→ STATED GOAL:
Provide only the number of lines in the data below that contain the string "حفيظ".

Stored entries

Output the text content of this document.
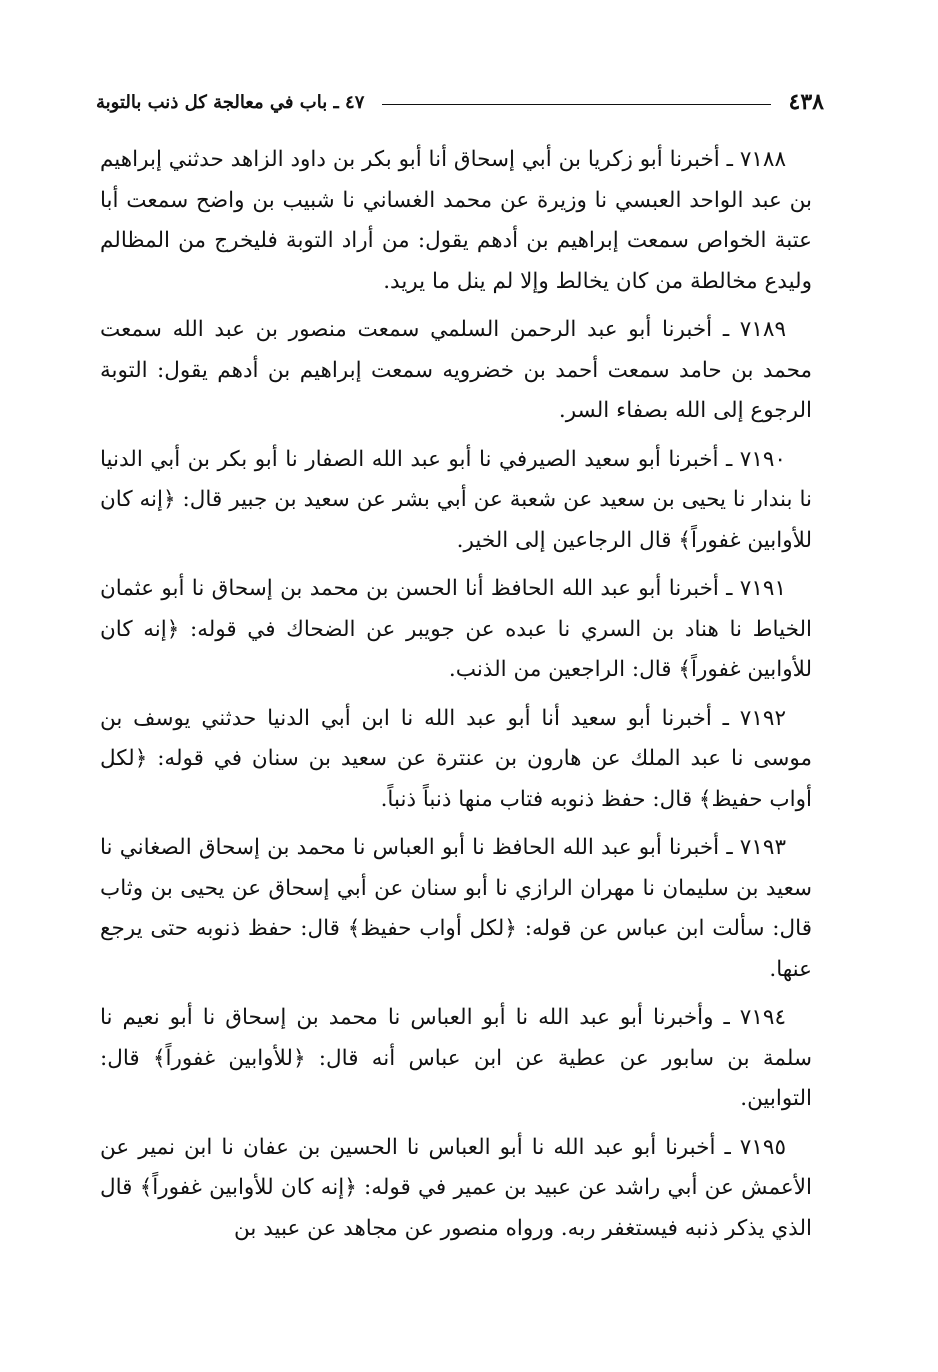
٤٣٨
٤٧ ـ باب في معالجة كل ذنب بالتوبة

٧١٨٨ ـ أخبرنا أبو زكريا بن أبي إسحاق أنا أبو بكر بن داود الزاهد حدثني إبراهيم بن عبد الواحد العبسي نا وزيرة عن محمد الغساني نا شبيب بن واضح سمعت أبا عتبة الخواص سمعت إبراهيم بن أدهم يقول: من أراد التوبة فليخرج من المظالم وليدع مخالطة من كان يخالط وإلا لم ينل ما يريد.

٧١٨٩ ـ أخبرنا أبو عبد الرحمن السلمي سمعت منصور بن عبد الله سمعت محمد بن حامد سمعت أحمد بن خضرويه سمعت إبراهيم بن أدهم يقول: التوبة الرجوع إلى الله بصفاء السر.

٧١٩٠ ـ أخبرنا أبو سعيد الصيرفي نا أبو عبد الله الصفار نا أبو بكر بن أبي الدنيا نا بندار نا يحيى بن سعيد عن شعبة عن أبي بشر عن سعيد بن جبير قال: ﴿إنه كان للأوابين غفوراً﴾ قال الرجاعين إلى الخير.

٧١٩١ ـ أخبرنا أبو عبد الله الحافظ أنا الحسن بن محمد بن إسحاق نا أبو عثمان الخياط نا هناد بن السري نا عبده عن جويبر عن الضحاك في قوله: ﴿إنه كان للأوابين غفوراً﴾ قال: الراجعين من الذنب.

٧١٩٢ ـ أخبرنا أبو سعيد أنا أبو عبد الله نا ابن أبي الدنيا حدثني يوسف بن موسى نا عبد الملك عن هارون بن عنترة عن سعيد بن سنان في قوله: ﴿لكل أواب حفيظ﴾ قال: حفظ ذنوبه فتاب منها ذنباً ذنباً.

٧١٩٣ ـ أخبرنا أبو عبد الله الحافظ نا أبو العباس نا محمد بن إسحاق الصغاني نا سعيد بن سليمان نا مهران الرازي نا أبو سنان عن أبي إسحاق عن يحيى بن وثاب قال: سألت ابن عباس عن قوله: ﴿لكل أواب حفيظ﴾ قال: حفظ ذنوبه حتى يرجع عنها.

٧١٩٤ ـ وأخبرنا أبو عبد الله نا أبو العباس نا محمد بن إسحاق نا أبو نعيم نا سلمة بن سابور عن عطية عن ابن عباس أنه قال: ﴿للأوابين غفوراً﴾ قال: التوابين.

٧١٩٥ ـ أخبرنا أبو عبد الله نا أبو العباس نا الحسين بن عفان نا ابن نمير عن الأعمش عن أبي راشد عن عبيد بن عمير في قوله: ﴿إنه كان للأوابين غفوراً﴾ قال الذي يذكر ذنبه فيستغفر ربه. ورواه منصور عن مجاهد عن عبيد بن
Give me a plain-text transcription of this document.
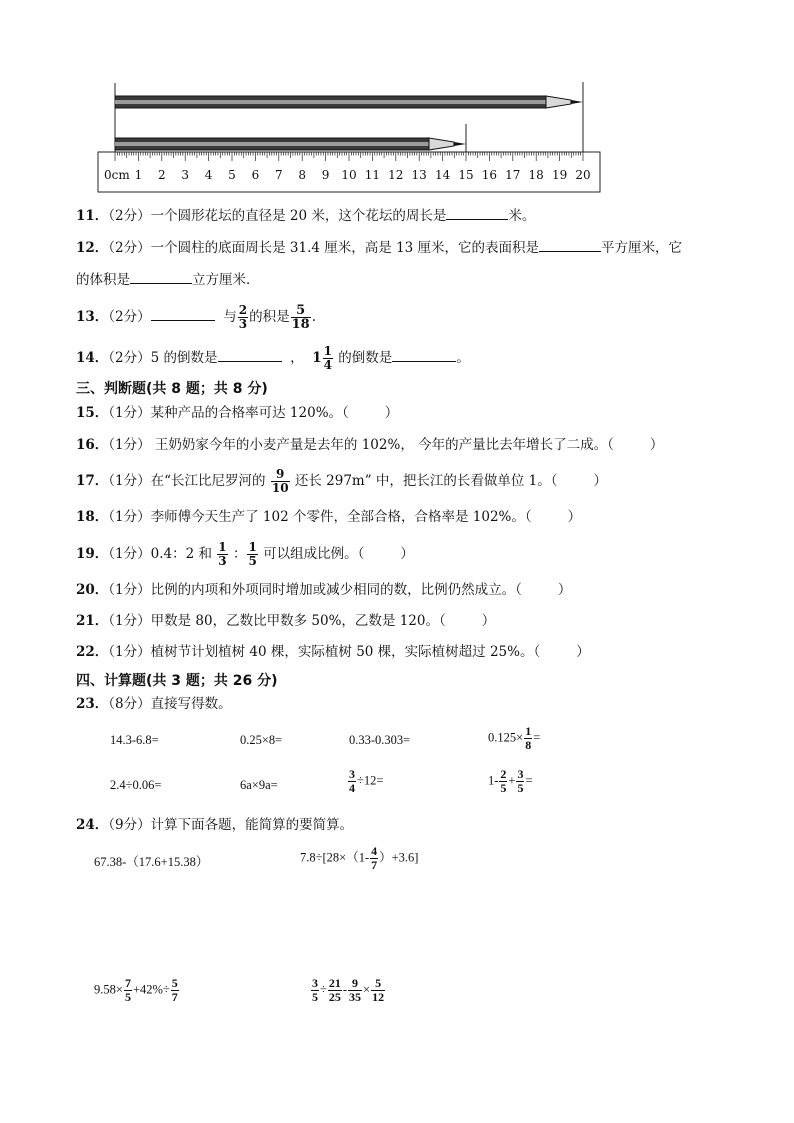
0cm 1 2 3 4 5 6 7 8 9 10 11 12 13 14 15 16 17 18 19 20
11．（2分）一个圆形花坛的直径是 20 米，这个花坛的周长是	米。
12．（2分）一个圆柱的底面周长是 31.4 厘米，高是 13 厘米，它的表面积是	平方厘米，它
的体积是	立方厘米．
13．（2分）	与 $\frac{2}{3}$ 的积是 $\frac{5}{18}$ .
14．（2分）5 的倒数是	， $1 \frac{1}{4}$ 的倒数是	。
三、判断题(共 8 题；共 8 分)
15．（1分）某种产品的合格率可达 120%。（	）
16．（1分） 王奶奶家今年的小麦产量是去年的 102%， 今年的产量比去年增长了二成。（	）
17．（1分）在“长江比尼罗河的 $\frac{9}{10}$ 还长 297m” 中，把长江的长看做单位 1。（	）
18．（1分）李师傅今天生产了 102 个零件，全部合格，合格率是 102%。（	）
19．（1分）0.4：2 和 $\frac{1}{3}$ ： $\frac{1}{5}$ 可以组成比例。（	）
20．（1分）比例的内项和外项同时增加或减少相同的数，比例仍然成立。（	）
21．（1分）甲数是 80，乙数比甲数多 50%，乙数是 120。（	）
22．（1分）植树节计划植树 40 棵，实际植树 50 棵，实际植树超过 25%。（	）
四、计算题(共 3 题；共 26 分)
23．（8分）直接写得数。
14.3-6.8=	0.25×8=	0.33-0.303=	$0.125\times \frac{1}{8}$ =
2.4÷0.06=	6a×9a=	$\frac{3}{4} \div 12=$	$1- \frac{2}{5} + \frac{3}{5}$ =
24．（9分）计算下面各题，能简算的要简算。
67.38-（17.6+15.38）	$7.8\div[28\times(1- \frac{4}{7} )+3.6]$
$9.58\times \frac{7}{5} +42\%\div \frac{5}{7}$	$\frac{3}{5} \div \frac{21}{25} - \frac{9}{35} \times \frac{5}{12}$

→ SOLUTION TO THE PROBLEM:
2